<<<<

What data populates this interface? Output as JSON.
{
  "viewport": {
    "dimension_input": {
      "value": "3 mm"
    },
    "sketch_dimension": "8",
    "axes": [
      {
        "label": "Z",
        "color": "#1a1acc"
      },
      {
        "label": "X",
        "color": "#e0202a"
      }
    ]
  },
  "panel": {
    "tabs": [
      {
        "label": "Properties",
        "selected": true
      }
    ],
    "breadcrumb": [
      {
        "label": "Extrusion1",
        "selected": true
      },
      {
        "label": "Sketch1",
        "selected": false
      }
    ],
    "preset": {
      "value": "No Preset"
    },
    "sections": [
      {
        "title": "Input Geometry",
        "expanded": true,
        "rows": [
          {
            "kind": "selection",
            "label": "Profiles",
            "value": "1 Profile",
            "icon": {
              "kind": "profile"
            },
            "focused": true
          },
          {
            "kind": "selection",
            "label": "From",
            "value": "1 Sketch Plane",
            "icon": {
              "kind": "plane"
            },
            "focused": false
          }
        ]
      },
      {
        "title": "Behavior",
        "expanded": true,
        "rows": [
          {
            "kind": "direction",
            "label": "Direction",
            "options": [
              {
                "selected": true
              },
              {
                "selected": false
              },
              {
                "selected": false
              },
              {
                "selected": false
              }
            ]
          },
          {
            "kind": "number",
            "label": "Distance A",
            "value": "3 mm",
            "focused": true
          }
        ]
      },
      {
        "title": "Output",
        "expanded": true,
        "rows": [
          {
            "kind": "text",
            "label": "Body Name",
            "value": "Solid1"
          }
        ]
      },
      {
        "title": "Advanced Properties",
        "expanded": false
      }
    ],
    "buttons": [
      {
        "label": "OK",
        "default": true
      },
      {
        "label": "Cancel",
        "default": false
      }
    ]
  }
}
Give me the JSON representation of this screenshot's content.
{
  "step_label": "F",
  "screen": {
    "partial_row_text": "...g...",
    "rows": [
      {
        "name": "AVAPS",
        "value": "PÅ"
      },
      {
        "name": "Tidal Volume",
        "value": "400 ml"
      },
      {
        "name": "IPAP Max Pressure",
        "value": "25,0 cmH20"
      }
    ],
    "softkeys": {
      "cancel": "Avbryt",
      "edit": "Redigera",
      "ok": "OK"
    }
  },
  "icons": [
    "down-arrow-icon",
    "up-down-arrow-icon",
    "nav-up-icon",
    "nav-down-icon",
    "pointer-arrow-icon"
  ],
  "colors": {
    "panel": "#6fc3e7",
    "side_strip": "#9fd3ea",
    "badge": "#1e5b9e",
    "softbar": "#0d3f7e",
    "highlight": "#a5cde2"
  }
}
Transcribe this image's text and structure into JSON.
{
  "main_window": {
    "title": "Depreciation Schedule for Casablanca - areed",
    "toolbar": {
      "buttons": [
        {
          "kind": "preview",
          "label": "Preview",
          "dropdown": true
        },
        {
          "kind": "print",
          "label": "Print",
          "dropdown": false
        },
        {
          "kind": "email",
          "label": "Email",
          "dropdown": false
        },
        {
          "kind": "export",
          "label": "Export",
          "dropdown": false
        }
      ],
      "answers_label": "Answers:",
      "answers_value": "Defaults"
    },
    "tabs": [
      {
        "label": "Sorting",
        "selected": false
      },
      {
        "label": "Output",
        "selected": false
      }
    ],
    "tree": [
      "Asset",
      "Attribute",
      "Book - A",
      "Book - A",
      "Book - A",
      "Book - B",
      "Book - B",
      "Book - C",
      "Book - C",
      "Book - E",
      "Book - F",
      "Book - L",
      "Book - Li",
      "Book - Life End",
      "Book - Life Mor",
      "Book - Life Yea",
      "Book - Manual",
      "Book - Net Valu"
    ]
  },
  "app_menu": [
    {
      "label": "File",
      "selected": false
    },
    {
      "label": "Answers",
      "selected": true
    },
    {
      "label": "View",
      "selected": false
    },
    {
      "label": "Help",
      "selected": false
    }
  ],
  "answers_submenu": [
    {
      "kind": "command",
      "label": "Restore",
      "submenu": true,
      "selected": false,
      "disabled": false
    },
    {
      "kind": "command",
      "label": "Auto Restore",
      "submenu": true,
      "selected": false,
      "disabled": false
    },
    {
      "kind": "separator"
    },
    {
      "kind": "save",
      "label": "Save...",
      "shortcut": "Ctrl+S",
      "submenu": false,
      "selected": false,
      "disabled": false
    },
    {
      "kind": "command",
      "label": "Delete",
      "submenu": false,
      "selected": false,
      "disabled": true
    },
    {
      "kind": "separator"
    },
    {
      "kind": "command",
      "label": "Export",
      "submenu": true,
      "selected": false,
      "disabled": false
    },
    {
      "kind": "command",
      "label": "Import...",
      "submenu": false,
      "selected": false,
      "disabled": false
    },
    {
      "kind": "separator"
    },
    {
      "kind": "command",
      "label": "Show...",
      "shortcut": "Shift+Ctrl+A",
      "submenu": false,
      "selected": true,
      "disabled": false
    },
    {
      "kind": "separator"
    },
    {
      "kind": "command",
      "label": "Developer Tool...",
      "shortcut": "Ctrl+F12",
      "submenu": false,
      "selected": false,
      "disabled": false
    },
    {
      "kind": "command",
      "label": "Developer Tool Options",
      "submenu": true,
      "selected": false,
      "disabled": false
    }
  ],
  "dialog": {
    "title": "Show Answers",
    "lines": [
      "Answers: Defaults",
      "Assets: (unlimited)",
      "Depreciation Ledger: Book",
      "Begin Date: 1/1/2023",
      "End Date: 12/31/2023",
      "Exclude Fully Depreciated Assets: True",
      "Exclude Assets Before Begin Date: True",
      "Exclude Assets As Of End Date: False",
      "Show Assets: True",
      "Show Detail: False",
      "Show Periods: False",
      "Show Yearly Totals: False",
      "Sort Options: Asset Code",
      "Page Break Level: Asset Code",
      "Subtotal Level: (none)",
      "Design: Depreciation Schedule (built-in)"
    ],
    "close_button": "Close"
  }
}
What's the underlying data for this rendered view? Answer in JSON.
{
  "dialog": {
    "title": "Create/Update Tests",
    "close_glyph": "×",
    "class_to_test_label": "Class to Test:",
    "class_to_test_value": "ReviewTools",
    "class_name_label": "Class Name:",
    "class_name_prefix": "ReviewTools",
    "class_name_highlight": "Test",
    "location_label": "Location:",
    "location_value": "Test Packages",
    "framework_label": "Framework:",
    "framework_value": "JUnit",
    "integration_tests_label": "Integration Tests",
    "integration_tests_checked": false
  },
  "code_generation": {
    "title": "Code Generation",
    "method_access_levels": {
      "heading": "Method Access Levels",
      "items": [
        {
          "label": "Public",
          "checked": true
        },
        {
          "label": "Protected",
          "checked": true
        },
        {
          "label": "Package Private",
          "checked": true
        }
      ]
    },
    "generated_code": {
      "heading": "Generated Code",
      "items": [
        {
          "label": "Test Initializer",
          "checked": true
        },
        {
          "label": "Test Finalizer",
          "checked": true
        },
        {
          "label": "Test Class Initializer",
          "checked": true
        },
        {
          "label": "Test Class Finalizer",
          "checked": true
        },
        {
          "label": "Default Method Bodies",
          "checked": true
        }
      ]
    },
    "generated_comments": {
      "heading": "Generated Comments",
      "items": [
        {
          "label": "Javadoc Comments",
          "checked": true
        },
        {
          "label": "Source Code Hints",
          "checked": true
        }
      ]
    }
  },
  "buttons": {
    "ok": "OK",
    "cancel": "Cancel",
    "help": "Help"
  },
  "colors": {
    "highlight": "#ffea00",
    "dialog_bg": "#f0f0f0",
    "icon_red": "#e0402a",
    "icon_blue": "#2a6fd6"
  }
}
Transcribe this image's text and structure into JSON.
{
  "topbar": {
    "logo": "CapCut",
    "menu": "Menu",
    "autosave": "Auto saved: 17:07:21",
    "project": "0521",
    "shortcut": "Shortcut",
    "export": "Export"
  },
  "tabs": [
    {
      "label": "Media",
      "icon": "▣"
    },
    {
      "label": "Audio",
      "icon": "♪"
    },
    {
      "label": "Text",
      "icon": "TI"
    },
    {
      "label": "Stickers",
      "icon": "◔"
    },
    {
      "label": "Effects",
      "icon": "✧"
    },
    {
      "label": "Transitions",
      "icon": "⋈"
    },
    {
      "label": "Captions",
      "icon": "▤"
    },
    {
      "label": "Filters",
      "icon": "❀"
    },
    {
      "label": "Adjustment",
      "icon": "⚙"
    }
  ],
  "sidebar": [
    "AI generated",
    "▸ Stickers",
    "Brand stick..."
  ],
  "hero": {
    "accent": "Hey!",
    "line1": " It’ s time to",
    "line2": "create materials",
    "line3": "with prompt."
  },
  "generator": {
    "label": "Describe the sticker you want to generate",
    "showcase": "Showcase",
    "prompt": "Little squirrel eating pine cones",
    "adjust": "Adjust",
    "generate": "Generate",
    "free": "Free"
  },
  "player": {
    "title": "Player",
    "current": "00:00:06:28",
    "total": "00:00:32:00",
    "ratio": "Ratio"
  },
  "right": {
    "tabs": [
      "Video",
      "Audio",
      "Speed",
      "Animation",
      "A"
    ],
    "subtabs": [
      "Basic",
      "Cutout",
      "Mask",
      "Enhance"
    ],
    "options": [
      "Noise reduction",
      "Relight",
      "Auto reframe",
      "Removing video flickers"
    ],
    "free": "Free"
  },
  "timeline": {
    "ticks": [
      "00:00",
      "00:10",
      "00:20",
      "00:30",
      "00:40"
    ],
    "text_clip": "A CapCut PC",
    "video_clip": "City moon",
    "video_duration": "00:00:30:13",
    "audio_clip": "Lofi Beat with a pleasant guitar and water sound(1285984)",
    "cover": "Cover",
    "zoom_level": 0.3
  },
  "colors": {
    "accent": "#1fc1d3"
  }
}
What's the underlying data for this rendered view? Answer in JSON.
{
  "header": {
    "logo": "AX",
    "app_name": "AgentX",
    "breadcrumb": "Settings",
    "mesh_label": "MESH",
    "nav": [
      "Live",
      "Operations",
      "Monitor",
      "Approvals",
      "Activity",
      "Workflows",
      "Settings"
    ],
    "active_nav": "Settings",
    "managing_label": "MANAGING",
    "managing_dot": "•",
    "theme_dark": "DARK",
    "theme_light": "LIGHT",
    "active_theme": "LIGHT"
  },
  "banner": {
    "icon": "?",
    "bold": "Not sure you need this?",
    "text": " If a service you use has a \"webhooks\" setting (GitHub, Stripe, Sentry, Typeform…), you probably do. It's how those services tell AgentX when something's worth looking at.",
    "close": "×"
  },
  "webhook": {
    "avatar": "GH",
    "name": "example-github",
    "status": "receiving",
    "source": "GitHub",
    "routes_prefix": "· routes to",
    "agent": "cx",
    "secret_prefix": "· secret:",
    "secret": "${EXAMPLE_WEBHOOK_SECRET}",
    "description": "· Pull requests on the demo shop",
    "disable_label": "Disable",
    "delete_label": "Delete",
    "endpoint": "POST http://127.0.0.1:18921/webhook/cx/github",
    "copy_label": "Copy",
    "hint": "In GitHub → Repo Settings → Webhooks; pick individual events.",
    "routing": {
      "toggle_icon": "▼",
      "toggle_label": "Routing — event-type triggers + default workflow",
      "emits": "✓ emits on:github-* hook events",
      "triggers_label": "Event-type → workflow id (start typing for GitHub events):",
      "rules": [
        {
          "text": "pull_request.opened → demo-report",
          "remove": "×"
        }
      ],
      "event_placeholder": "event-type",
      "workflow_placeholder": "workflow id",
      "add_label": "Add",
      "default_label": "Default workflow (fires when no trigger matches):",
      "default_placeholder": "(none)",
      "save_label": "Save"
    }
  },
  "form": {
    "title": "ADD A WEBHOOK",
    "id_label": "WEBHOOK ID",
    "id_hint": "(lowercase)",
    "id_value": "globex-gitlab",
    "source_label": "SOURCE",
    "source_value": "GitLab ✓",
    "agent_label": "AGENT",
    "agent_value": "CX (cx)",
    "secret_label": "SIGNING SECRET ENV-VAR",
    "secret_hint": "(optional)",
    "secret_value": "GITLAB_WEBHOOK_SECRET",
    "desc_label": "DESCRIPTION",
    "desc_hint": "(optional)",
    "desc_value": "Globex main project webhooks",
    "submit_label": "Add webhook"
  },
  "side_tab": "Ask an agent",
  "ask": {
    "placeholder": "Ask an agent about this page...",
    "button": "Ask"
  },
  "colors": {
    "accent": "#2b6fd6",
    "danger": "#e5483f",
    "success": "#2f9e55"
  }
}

>>>>

**Written task**
Copy out the lines that hold "Settings".

**Reply**
    "breadcrumb": "Settings",
      "Settings"
    "active_nav": "Settings",
    "hint": "In GitHub → Repo Settings → Webhooks; pick individual events.",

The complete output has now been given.